(What to produce):
Retype the records that come next, word for word.
━━━━━ Extracted entries
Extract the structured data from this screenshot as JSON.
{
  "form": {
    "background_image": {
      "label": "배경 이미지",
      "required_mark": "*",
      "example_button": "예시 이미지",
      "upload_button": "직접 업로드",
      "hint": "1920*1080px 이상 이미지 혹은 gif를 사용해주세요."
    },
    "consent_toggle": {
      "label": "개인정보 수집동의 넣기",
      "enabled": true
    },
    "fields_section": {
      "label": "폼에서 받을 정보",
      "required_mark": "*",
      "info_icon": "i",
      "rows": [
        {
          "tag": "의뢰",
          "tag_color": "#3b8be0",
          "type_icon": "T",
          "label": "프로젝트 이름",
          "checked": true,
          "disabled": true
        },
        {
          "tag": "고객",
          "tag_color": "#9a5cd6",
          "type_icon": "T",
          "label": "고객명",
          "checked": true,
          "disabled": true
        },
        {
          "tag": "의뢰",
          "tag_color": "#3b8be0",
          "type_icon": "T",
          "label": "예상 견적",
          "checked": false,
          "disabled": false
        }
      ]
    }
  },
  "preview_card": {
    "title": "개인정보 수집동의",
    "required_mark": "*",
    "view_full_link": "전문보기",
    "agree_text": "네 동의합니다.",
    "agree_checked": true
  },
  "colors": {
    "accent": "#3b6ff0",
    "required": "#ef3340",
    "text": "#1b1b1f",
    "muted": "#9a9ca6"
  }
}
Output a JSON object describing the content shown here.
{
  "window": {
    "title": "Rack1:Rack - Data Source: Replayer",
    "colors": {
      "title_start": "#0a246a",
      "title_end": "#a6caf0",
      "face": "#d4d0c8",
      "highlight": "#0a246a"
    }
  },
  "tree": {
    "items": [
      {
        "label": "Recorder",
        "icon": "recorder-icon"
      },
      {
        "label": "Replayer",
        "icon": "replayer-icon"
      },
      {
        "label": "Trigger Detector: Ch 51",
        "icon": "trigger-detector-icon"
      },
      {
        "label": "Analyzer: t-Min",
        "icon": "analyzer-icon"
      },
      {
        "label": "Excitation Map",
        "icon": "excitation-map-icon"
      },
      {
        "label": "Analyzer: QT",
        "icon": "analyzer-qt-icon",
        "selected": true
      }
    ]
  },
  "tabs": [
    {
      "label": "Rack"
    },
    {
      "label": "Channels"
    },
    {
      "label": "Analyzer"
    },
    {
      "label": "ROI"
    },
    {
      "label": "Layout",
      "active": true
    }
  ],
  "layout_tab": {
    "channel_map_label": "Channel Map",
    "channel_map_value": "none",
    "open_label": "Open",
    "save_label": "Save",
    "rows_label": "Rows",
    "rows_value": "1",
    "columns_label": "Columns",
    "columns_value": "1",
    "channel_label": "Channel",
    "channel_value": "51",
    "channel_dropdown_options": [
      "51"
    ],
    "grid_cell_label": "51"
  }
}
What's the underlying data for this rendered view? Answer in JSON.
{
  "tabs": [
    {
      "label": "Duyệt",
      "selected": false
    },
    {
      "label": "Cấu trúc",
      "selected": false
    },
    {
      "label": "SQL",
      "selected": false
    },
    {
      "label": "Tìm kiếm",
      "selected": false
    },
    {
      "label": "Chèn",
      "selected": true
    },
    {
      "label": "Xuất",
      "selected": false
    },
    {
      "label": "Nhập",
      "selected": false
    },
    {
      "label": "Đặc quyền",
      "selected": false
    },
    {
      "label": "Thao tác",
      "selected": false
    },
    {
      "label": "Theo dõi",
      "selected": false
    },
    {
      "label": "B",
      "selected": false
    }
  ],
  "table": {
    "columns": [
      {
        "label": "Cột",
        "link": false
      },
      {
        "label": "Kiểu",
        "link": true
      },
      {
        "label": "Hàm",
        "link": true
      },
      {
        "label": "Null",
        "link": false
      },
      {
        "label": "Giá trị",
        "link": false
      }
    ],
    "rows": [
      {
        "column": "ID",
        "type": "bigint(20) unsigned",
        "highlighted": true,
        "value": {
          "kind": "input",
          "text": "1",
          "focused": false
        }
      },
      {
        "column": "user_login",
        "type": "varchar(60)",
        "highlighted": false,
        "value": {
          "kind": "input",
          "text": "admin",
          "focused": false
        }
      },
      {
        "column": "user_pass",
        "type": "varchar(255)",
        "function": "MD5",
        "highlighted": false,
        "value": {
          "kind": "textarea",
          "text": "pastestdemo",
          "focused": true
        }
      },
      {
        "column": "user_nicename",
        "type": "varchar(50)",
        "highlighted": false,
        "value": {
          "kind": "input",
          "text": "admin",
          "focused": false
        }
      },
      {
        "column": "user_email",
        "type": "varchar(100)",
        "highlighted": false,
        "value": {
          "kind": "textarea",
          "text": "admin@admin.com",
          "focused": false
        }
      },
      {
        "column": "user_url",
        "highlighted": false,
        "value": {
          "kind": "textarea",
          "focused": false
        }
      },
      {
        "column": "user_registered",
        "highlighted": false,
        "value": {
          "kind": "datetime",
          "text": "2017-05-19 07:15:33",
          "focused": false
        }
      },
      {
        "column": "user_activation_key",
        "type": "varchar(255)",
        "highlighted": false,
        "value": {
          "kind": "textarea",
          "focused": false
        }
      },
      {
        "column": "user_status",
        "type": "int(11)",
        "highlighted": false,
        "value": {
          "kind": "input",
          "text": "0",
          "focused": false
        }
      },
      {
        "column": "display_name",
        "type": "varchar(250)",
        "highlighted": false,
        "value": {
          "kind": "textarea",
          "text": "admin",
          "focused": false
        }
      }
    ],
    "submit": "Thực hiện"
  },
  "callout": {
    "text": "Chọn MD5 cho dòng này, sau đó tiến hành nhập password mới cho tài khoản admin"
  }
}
━━━━━━━━━━
(Task output):
Extract the structured data from this screenshot as JSON.
{
  "form": {
    "background_image": {
      "label": "배경 이미지",
      "required_mark": "*",
      "example_button": "예시 이미지",
      "upload_button": "직접 업로드",
      "hint": "1920*1080px 이상 이미지 혹은 gif를 사용해주세요."
    },
    "consent_toggle": {
      "label": "개인정보 수집동의 넣기",
      "enabled": true
    },
    "fields_section": {
      "label": "폼에서 받을 정보",
      "required_mark": "*",
      "info_icon": "i",
      "rows": [
        {
          "tag": "의뢰",
          "tag_color": "#3b8be0",
          "type_icon": "T",
          "label": "프로젝트 이름",
          "checked": true,
          "disabled": true
        },
        {
          "tag": "고객",
          "tag_color": "#9a5cd6",
          "type_icon": "T",
          "label": "고객명",
          "checked": true,
          "disabled": true
        },
        {
          "tag": "의뢰",
          "tag_color": "#3b8be0",
          "type_icon": "T",
          "label": "예상 견적",
          "checked": false,
          "disabled": false
        }
      ]
    }
  },
  "preview_card": {
    "title": "개인정보 수집동의",
    "required_mark": "*",
    "view_full_link": "전문보기",
    "agree_text": "네 동의합니다.",
    "agree_checked": true
  },
  "colors": {
    "accent": "#3b6ff0",
    "required": "#ef3340",
    "text": "#1b1b1f",
    "muted": "#9a9ca6"
  }
}
Output a JSON object describing the content shown here.
{
  "window": {
    "title": "Rack1:Rack - Data Source: Replayer",
    "colors": {
      "title_start": "#0a246a",
      "title_end": "#a6caf0",
      "face": "#d4d0c8",
      "highlight": "#0a246a"
    }
  },
  "tree": {
    "items": [
      {
        "label": "Recorder",
        "icon": "recorder-icon"
      },
      {
        "label": "Replayer",
        "icon": "replayer-icon"
      },
      {
        "label": "Trigger Detector: Ch 51",
        "icon": "trigger-detector-icon"
      },
      {
        "label": "Analyzer: t-Min",
        "icon": "analyzer-icon"
      },
      {
        "label": "Excitation Map",
        "icon": "excitation-map-icon"
      },
      {
        "label": "Analyzer: QT",
        "icon": "analyzer-qt-icon",
        "selected": true
      }
    ]
  },
  "tabs": [
    {
      "label": "Rack"
    },
    {
      "label": "Channels"
    },
    {
      "label": "Analyzer"
    },
    {
      "label": "ROI"
    },
    {
      "label": "Layout",
      "active": true
    }
  ],
  "layout_tab": {
    "channel_map_label": "Channel Map",
    "channel_map_value": "none",
    "open_label": "Open",
    "save_label": "Save",
    "rows_label": "Rows",
    "rows_value": "1",
    "columns_label": "Columns",
    "columns_value": "1",
    "channel_label": "Channel",
    "channel_value": "51",
    "channel_dropdown_options": [
      "51"
    ],
    "grid_cell_label": "51"
  }
}
What's the underlying data for this rendered view? Answer in JSON.
{
  "tabs": [
    {
      "label": "Duyệt",
      "selected": false
    },
    {
      "label": "Cấu trúc",
      "selected": false
    },
    {
      "label": "SQL",
      "selected": false
    },
    {
      "label": "Tìm kiếm",
      "selected": false
    },
    {
      "label": "Chèn",
      "selected": true
    },
    {
      "label": "Xuất",
      "selected": false
    },
    {
      "label": "Nhập",
      "selected": false
    },
    {
      "label": "Đặc quyền",
      "selected": false
    },
    {
      "label": "Thao tác",
      "selected": false
    },
    {
      "label": "Theo dõi",
      "selected": false
    },
    {
      "label": "B",
      "selected": false
    }
  ],
  "table": {
    "columns": [
      {
        "label": "Cột",
        "link": false
      },
      {
        "label": "Kiểu",
        "link": true
      },
      {
        "label": "Hàm",
        "link": true
      },
      {
        "label": "Null",
        "link": false
      },
      {
        "label": "Giá trị",
        "link": false
      }
    ],
    "rows": [
      {
        "column": "ID",
        "type": "bigint(20) unsigned",
        "highlighted": true,
        "value": {
          "kind": "input",
          "text": "1",
          "focused": false
        }
      },
      {
        "column": "user_login",
        "type": "varchar(60)",
        "highlighted": false,
        "value": {
          "kind": "input",
          "text": "admin",
          "focused": false
        }
      },
      {
        "column": "user_pass",
        "type": "varchar(255)",
        "function": "MD5",
        "highlighted": false,
        "value": {
          "kind": "textarea",
          "text": "pastestdemo",
          "focused": true
        }
      },
      {
        "column": "user_nicename",
        "type": "varchar(50)",
        "highlighted": false,
        "value": {
          "kind": "input",
          "text": "admin",
          "focused": false
        }
      },
      {
        "column": "user_email",
        "type": "varchar(100)",
        "highlighted": false,
        "value": {
          "kind": "textarea",
          "text": "admin@admin.com",
          "focused": false
        }
      },
      {
        "column": "user_url",
        "highlighted": false,
        "value": {
          "kind": "textarea",
          "focused": false
        }
      },
      {
        "column": "user_registered",
        "highlighted": false,
        "value": {
          "kind": "datetime",
          "text": "2017-05-19 07:15:33",
          "focused": false
        }
      },
      {
        "column": "user_activation_key",
        "type": "varchar(255)",
        "highlighted": false,
        "value": {
          "kind": "textarea",
          "focused": false
        }
      },
      {
        "column": "user_status",
        "type": "int(11)",
        "highlighted": false,
        "value": {
          "kind": "input",
          "text": "0",
          "focused": false
        }
      },
      {
        "column": "display_name",
        "type": "varchar(250)",
        "highlighted": false,
        "value": {
          "kind": "textarea",
          "text": "admin",
          "focused": false
        }
      }
    ],
    "submit": "Thực hiện"
  },
  "callout": {
    "text": "Chọn MD5 cho dòng này, sau đó tiến hành nhập password mới cho tài khoản admin"
  }
}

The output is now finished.